▸ **Written instruction**
Reproduce the records below in full and word for word, excluding pictures.
****************
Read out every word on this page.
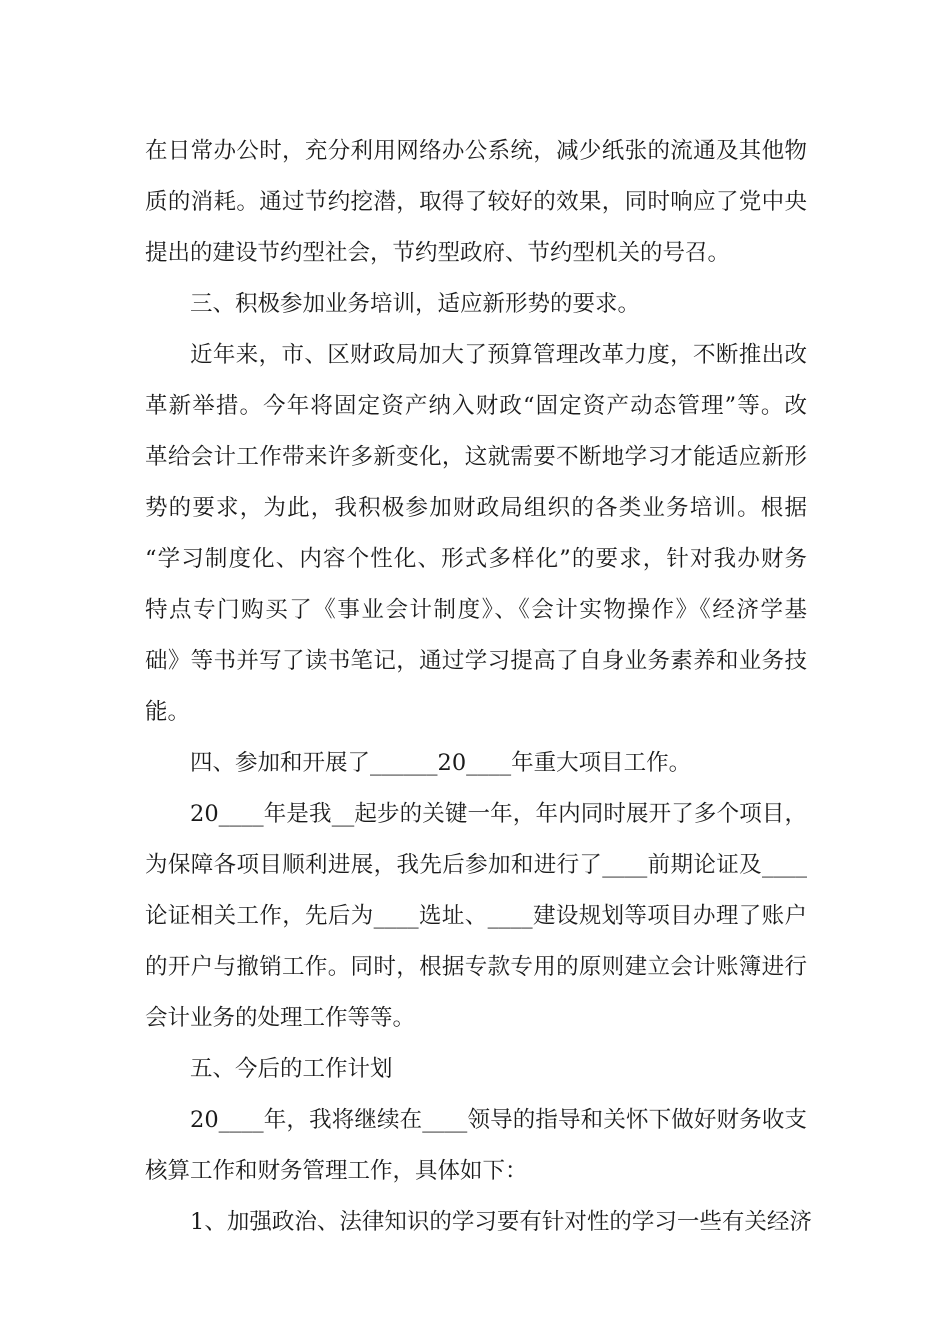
在日常办公时，充分利用网络办公系统，减少纸张的流通及其他物
质的消耗。通过节约挖潜，取得了较好的效果，同时响应了党中央
提出的建设节约型社会，节约型政府、节约型机关的号召。
三、积极参加业务培训，适应新形势的要求。
近年来，市、区财政局加大了预算管理改革力度，不断推出改
革新举措。今年将固定资产纳入财政“固定资产动态管理”等。改
革给会计工作带来许多新变化，这就需要不断地学习才能适应新形
势的要求，为此，我积极参加财政局组织的各类业务培训。根据
“学习制度化、内容个性化、形式多样化”的要求，针对我办财务
特点专门购买了《事业会计制度》、《会计实物操作》《经济学基
础》等书并写了读书笔记，通过学习提高了自身业务素养和业务技
能。
四、参加和开展了______20____年重大项目工作。
20____年是我__起步的关键一年，年内同时展开了多个项目，
为保障各项目顺利进展，我先后参加和进行了____前期论证及____
论证相关工作，先后为____选址、____建设规划等项目办理了账户
的开户与撤销工作。同时，根据专款专用的原则建立会计账簿进行
会计业务的处理工作等等。
五、今后的工作计划
20____年，我将继续在____领导的指导和关怀下做好财务收支
核算工作和财务管理工作，具体如下：
1、加强政治、法律知识的学习要有针对性的学习一些有关经济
****************
▸ **Written response**
Read out every word on this page.
在日常办公时，充分利用网络办公系统，减少纸张的流通及其他物
质的消耗。通过节约挖潜，取得了较好的效果，同时响应了党中央
提出的建设节约型社会，节约型政府、节约型机关的号召。
三、积极参加业务培训，适应新形势的要求。
近年来，市、区财政局加大了预算管理改革力度，不断推出改
革新举措。今年将固定资产纳入财政“固定资产动态管理”等。改
革给会计工作带来许多新变化，这就需要不断地学习才能适应新形
势的要求，为此，我积极参加财政局组织的各类业务培训。根据
“学习制度化、内容个性化、形式多样化”的要求，针对我办财务
特点专门购买了《事业会计制度》、《会计实物操作》《经济学基
础》等书并写了读书笔记，通过学习提高了自身业务素养和业务技
能。
四、参加和开展了______20____年重大项目工作。
20____年是我__起步的关键一年，年内同时展开了多个项目，
为保障各项目顺利进展，我先后参加和进行了____前期论证及____
论证相关工作，先后为____选址、____建设规划等项目办理了账户
的开户与撤销工作。同时，根据专款专用的原则建立会计账簿进行
会计业务的处理工作等等。
五、今后的工作计划
20____年，我将继续在____领导的指导和关怀下做好财务收支
核算工作和财务管理工作，具体如下：
1、加强政治、法律知识的学习要有针对性的学习一些有关经济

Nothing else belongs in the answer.